▶ [Stated exercise]:
Skip the images and copy each record exactly as written.
· · ·
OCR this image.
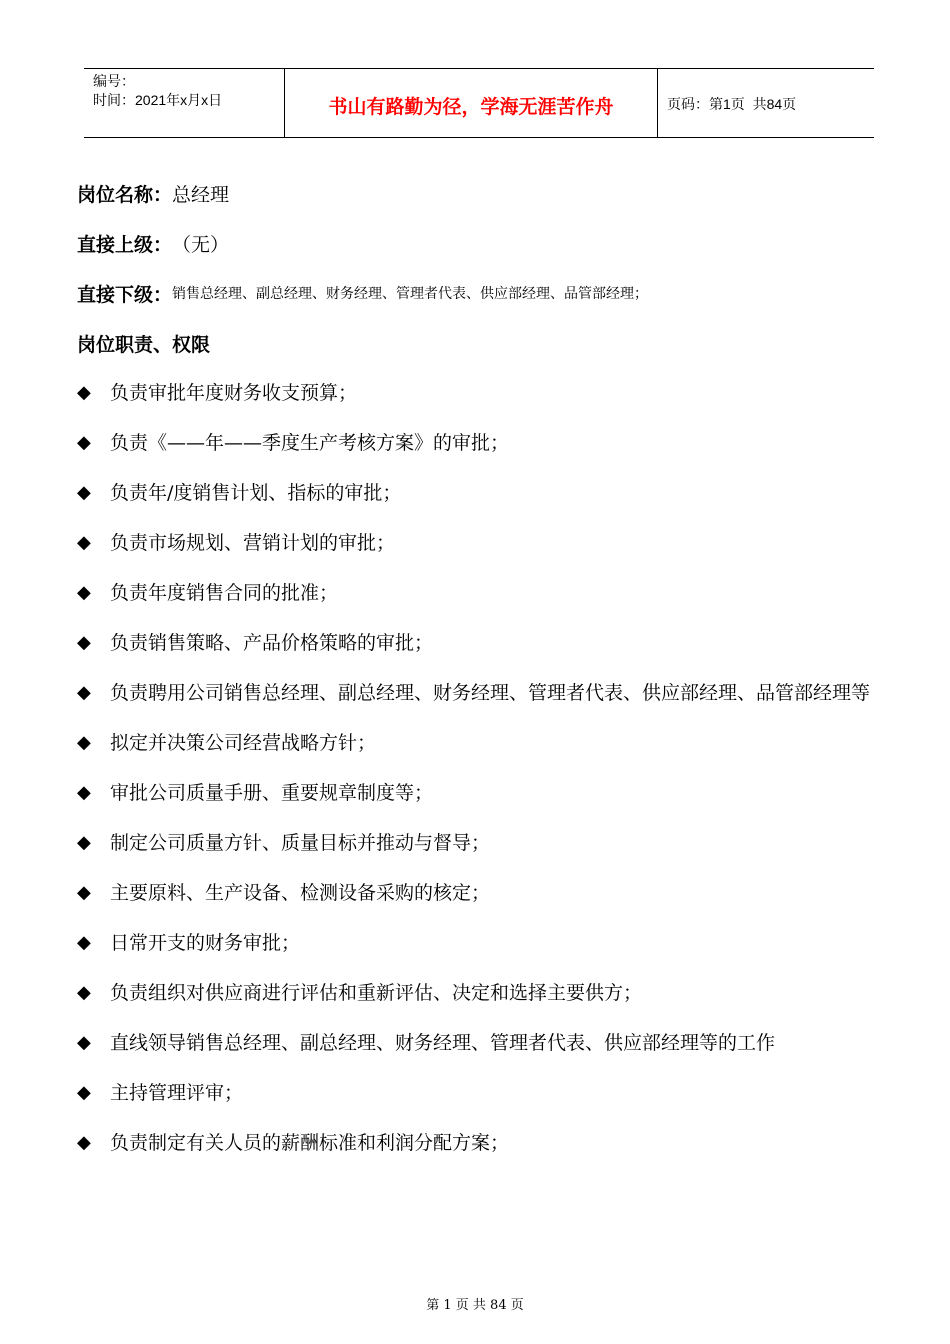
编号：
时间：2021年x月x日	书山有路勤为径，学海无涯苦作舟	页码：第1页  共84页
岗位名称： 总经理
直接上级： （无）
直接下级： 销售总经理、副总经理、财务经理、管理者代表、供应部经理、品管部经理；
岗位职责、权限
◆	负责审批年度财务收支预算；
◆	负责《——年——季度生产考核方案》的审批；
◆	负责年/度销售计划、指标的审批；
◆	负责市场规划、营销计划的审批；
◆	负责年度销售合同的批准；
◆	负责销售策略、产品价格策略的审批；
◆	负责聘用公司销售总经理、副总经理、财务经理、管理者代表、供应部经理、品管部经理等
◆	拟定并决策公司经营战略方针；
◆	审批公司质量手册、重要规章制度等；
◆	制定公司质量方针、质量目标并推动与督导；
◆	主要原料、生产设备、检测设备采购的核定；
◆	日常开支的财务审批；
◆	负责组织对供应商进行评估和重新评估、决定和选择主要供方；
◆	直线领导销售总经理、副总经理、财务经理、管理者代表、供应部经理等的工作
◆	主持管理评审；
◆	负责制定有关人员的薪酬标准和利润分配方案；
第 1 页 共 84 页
· · ·
▶ [Task output]:
OCR this image.
编号：
时间：2021年x月x日	书山有路勤为径，学海无涯苦作舟	页码：第1页  共84页
岗位名称： 总经理
直接上级： （无）
直接下级： 销售总经理、副总经理、财务经理、管理者代表、供应部经理、品管部经理；
岗位职责、权限
◆	负责审批年度财务收支预算；
◆	负责《——年——季度生产考核方案》的审批；
◆	负责年/度销售计划、指标的审批；
◆	负责市场规划、营销计划的审批；
◆	负责年度销售合同的批准；
◆	负责销售策略、产品价格策略的审批；
◆	负责聘用公司销售总经理、副总经理、财务经理、管理者代表、供应部经理、品管部经理等
◆	拟定并决策公司经营战略方针；
◆	审批公司质量手册、重要规章制度等；
◆	制定公司质量方针、质量目标并推动与督导；
◆	主要原料、生产设备、检测设备采购的核定；
◆	日常开支的财务审批；
◆	负责组织对供应商进行评估和重新评估、决定和选择主要供方；
◆	直线领导销售总经理、副总经理、财务经理、管理者代表、供应部经理等的工作
◆	主持管理评审；
◆	负责制定有关人员的薪酬标准和利润分配方案；
第 1 页 共 84 页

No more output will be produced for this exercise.